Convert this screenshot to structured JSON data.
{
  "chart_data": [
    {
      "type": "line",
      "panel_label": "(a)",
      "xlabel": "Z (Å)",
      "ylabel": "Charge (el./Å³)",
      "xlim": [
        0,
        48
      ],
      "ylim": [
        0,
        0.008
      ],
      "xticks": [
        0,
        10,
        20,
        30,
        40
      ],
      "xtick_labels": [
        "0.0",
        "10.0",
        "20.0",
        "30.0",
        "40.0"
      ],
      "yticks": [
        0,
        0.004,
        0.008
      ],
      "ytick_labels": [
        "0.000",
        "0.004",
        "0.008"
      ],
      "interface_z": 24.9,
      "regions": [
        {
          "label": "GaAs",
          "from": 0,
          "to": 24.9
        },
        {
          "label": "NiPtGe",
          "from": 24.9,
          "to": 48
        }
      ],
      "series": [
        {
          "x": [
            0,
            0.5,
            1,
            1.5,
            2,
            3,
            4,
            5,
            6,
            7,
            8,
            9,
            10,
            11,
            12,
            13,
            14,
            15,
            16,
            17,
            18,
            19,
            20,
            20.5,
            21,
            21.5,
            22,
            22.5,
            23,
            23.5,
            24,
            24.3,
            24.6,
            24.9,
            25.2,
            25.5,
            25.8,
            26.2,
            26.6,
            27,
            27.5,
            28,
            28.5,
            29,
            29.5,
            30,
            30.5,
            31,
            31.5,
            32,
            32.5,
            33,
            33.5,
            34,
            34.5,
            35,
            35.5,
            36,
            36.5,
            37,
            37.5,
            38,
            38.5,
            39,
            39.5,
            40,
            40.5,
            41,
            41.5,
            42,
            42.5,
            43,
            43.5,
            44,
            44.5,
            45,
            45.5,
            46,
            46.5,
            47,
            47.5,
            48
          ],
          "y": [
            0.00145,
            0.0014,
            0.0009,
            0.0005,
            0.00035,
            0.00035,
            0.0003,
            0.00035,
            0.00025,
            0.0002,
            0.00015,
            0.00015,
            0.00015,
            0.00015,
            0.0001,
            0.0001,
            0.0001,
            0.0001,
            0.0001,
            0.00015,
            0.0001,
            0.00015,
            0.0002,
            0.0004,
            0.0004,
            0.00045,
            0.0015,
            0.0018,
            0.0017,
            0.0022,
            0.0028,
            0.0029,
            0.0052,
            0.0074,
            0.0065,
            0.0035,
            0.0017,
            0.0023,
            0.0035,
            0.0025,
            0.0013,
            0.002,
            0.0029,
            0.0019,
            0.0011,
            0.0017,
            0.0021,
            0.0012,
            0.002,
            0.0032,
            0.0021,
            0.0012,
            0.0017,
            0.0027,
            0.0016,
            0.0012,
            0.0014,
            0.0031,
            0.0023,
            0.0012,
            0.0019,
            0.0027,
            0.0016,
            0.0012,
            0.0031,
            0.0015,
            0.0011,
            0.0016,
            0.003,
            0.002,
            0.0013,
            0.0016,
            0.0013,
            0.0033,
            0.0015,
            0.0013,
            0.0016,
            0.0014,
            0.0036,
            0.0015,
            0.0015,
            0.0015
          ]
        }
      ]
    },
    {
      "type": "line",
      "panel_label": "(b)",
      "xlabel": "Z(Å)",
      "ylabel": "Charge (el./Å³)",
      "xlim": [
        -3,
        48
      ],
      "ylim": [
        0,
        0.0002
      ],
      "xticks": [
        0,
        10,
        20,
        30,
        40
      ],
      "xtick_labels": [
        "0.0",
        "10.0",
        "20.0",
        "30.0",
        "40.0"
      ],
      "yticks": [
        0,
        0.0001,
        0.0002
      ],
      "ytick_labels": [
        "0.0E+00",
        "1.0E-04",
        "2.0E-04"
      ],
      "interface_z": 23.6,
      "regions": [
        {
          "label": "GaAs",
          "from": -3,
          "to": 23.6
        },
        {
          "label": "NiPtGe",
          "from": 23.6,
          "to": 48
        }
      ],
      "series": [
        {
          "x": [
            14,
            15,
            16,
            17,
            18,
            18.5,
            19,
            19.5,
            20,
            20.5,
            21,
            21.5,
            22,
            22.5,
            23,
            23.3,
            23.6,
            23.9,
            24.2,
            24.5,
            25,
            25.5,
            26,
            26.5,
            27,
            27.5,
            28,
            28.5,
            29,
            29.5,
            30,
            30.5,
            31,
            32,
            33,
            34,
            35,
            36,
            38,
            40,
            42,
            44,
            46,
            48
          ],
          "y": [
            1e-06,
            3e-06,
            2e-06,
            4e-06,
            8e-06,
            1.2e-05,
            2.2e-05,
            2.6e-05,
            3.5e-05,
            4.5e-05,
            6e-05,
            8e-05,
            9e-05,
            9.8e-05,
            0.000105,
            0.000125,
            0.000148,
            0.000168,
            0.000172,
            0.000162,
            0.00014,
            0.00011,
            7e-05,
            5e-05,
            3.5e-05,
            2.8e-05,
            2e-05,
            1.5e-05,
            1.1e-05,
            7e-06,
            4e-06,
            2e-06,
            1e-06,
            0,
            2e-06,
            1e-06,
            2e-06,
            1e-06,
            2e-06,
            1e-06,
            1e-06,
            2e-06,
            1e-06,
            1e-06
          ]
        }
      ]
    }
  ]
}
::::
What the exercise asks »
Each line must be given again exactly as written above.

Expected answer »
Convert this screenshot to structured JSON data.
{
  "chart_data": [
    {
      "type": "line",
      "panel_label": "(a)",
      "xlabel": "Z (Å)",
      "ylabel": "Charge (el./Å³)",
      "xlim": [
        0,
        48
      ],
      "ylim": [
        0,
        0.008
      ],
      "xticks": [
        0,
        10,
        20,
        30,
        40
      ],
      "xtick_labels": [
        "0.0",
        "10.0",
        "20.0",
        "30.0",
        "40.0"
      ],
      "yticks": [
        0,
        0.004,
        0.008
      ],
      "ytick_labels": [
        "0.000",
        "0.004",
        "0.008"
      ],
      "interface_z": 24.9,
      "regions": [
        {
          "label": "GaAs",
          "from": 0,
          "to": 24.9
        },
        {
          "label": "NiPtGe",
          "from": 24.9,
          "to": 48
        }
      ],
      "series": [
        {
          "x": [
            0,
            0.5,
            1,
            1.5,
            2,
            3,
            4,
            5,
            6,
            7,
            8,
            9,
            10,
            11,
            12,
            13,
            14,
            15,
            16,
            17,
            18,
            19,
            20,
            20.5,
            21,
            21.5,
            22,
            22.5,
            23,
            23.5,
            24,
            24.3,
            24.6,
            24.9,
            25.2,
            25.5,
            25.8,
            26.2,
            26.6,
            27,
            27.5,
            28,
            28.5,
            29,
            29.5,
            30,
            30.5,
            31,
            31.5,
            32,
            32.5,
            33,
            33.5,
            34,
            34.5,
            35,
            35.5,
            36,
            36.5,
            37,
            37.5,
            38,
            38.5,
            39,
            39.5,
            40,
            40.5,
            41,
            41.5,
            42,
            42.5,
            43,
            43.5,
            44,
            44.5,
            45,
            45.5,
            46,
            46.5,
            47,
            47.5,
            48
          ],
          "y": [
            0.00145,
            0.0014,
            0.0009,
            0.0005,
            0.00035,
            0.00035,
            0.0003,
            0.00035,
            0.00025,
            0.0002,
            0.00015,
            0.00015,
            0.00015,
            0.00015,
            0.0001,
            0.0001,
            0.0001,
            0.0001,
            0.0001,
            0.00015,
            0.0001,
            0.00015,
            0.0002,
            0.0004,
            0.0004,
            0.00045,
            0.0015,
            0.0018,
            0.0017,
            0.0022,
            0.0028,
            0.0029,
            0.0052,
            0.0074,
            0.0065,
            0.0035,
            0.0017,
            0.0023,
            0.0035,
            0.0025,
            0.0013,
            0.002,
            0.0029,
            0.0019,
            0.0011,
            0.0017,
            0.0021,
            0.0012,
            0.002,
            0.0032,
            0.0021,
            0.0012,
            0.0017,
            0.0027,
            0.0016,
            0.0012,
            0.0014,
            0.0031,
            0.0023,
            0.0012,
            0.0019,
            0.0027,
            0.0016,
            0.0012,
            0.0031,
            0.0015,
            0.0011,
            0.0016,
            0.003,
            0.002,
            0.0013,
            0.0016,
            0.0013,
            0.0033,
            0.0015,
            0.0013,
            0.0016,
            0.0014,
            0.0036,
            0.0015,
            0.0015,
            0.0015
          ]
        }
      ]
    },
    {
      "type": "line",
      "panel_label": "(b)",
      "xlabel": "Z(Å)",
      "ylabel": "Charge (el./Å³)",
      "xlim": [
        -3,
        48
      ],
      "ylim": [
        0,
        0.0002
      ],
      "xticks": [
        0,
        10,
        20,
        30,
        40
      ],
      "xtick_labels": [
        "0.0",
        "10.0",
        "20.0",
        "30.0",
        "40.0"
      ],
      "yticks": [
        0,
        0.0001,
        0.0002
      ],
      "ytick_labels": [
        "0.0E+00",
        "1.0E-04",
        "2.0E-04"
      ],
      "interface_z": 23.6,
      "regions": [
        {
          "label": "GaAs",
          "from": -3,
          "to": 23.6
        },
        {
          "label": "NiPtGe",
          "from": 23.6,
          "to": 48
        }
      ],
      "series": [
        {
          "x": [
            14,
            15,
            16,
            17,
            18,
            18.5,
            19,
            19.5,
            20,
            20.5,
            21,
            21.5,
            22,
            22.5,
            23,
            23.3,
            23.6,
            23.9,
            24.2,
            24.5,
            25,
            25.5,
            26,
            26.5,
            27,
            27.5,
            28,
            28.5,
            29,
            29.5,
            30,
            30.5,
            31,
            32,
            33,
            34,
            35,
            36,
            38,
            40,
            42,
            44,
            46,
            48
          ],
          "y": [
            1e-06,
            3e-06,
            2e-06,
            4e-06,
            8e-06,
            1.2e-05,
            2.2e-05,
            2.6e-05,
            3.5e-05,
            4.5e-05,
            6e-05,
            8e-05,
            9e-05,
            9.8e-05,
            0.000105,
            0.000125,
            0.000148,
            0.000168,
            0.000172,
            0.000162,
            0.00014,
            0.00011,
            7e-05,
            5e-05,
            3.5e-05,
            2.8e-05,
            2e-05,
            1.5e-05,
            1.1e-05,
            7e-06,
            4e-06,
            2e-06,
            1e-06,
            0,
            2e-06,
            1e-06,
            2e-06,
            1e-06,
            2e-06,
            1e-06,
            1e-06,
            2e-06,
            1e-06,
            1e-06
          ]
        }
      ]
    }
  ]
}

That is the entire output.